## [Exercise]
Retype the complete listing exactly as it appears.

Start of Input for this task

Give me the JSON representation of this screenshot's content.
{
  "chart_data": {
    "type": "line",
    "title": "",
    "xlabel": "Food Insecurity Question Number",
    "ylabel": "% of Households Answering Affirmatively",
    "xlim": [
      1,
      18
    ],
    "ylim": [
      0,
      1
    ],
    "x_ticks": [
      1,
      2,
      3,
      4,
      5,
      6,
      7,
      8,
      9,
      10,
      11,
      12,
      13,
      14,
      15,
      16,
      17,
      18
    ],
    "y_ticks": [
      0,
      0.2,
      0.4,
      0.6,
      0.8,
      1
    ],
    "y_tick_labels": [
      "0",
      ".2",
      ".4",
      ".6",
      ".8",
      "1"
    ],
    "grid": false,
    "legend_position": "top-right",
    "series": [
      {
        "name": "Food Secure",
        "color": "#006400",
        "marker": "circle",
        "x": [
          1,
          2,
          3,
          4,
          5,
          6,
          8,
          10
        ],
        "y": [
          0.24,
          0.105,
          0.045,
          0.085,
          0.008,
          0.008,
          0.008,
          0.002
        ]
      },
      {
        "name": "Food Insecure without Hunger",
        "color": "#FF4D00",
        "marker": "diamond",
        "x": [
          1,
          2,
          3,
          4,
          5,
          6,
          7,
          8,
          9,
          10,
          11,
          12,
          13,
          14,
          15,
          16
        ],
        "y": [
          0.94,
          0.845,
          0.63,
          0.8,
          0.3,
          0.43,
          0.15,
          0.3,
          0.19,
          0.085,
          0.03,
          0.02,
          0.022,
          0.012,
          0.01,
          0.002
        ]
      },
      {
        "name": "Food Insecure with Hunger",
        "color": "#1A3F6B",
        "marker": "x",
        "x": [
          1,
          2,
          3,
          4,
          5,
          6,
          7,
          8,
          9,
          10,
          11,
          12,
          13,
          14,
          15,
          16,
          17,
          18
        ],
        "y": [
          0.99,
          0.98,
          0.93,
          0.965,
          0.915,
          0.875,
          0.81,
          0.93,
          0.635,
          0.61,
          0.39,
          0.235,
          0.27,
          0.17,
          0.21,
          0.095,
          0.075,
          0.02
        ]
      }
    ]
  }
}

End of Input for this task

## [Right answer]
Give me the JSON representation of this screenshot's content.
{
  "chart_data": {
    "type": "line",
    "title": "",
    "xlabel": "Food Insecurity Question Number",
    "ylabel": "% of Households Answering Affirmatively",
    "xlim": [
      1,
      18
    ],
    "ylim": [
      0,
      1
    ],
    "x_ticks": [
      1,
      2,
      3,
      4,
      5,
      6,
      7,
      8,
      9,
      10,
      11,
      12,
      13,
      14,
      15,
      16,
      17,
      18
    ],
    "y_ticks": [
      0,
      0.2,
      0.4,
      0.6,
      0.8,
      1
    ],
    "y_tick_labels": [
      "0",
      ".2",
      ".4",
      ".6",
      ".8",
      "1"
    ],
    "grid": false,
    "legend_position": "top-right",
    "series": [
      {
        "name": "Food Secure",
        "color": "#006400",
        "marker": "circle",
        "x": [
          1,
          2,
          3,
          4,
          5,
          6,
          8,
          10
        ],
        "y": [
          0.24,
          0.105,
          0.045,
          0.085,
          0.008,
          0.008,
          0.008,
          0.002
        ]
      },
      {
        "name": "Food Insecure without Hunger",
        "color": "#FF4D00",
        "marker": "diamond",
        "x": [
          1,
          2,
          3,
          4,
          5,
          6,
          7,
          8,
          9,
          10,
          11,
          12,
          13,
          14,
          15,
          16
        ],
        "y": [
          0.94,
          0.845,
          0.63,
          0.8,
          0.3,
          0.43,
          0.15,
          0.3,
          0.19,
          0.085,
          0.03,
          0.02,
          0.022,
          0.012,
          0.01,
          0.002
        ]
      },
      {
        "name": "Food Insecure with Hunger",
        "color": "#1A3F6B",
        "marker": "x",
        "x": [
          1,
          2,
          3,
          4,
          5,
          6,
          7,
          8,
          9,
          10,
          11,
          12,
          13,
          14,
          15,
          16,
          17,
          18
        ],
        "y": [
          0.99,
          0.98,
          0.93,
          0.965,
          0.915,
          0.875,
          0.81,
          0.93,
          0.635,
          0.61,
          0.39,
          0.235,
          0.27,
          0.17,
          0.21,
          0.095,
          0.075,
          0.02
        ]
      }
    ]
  }
}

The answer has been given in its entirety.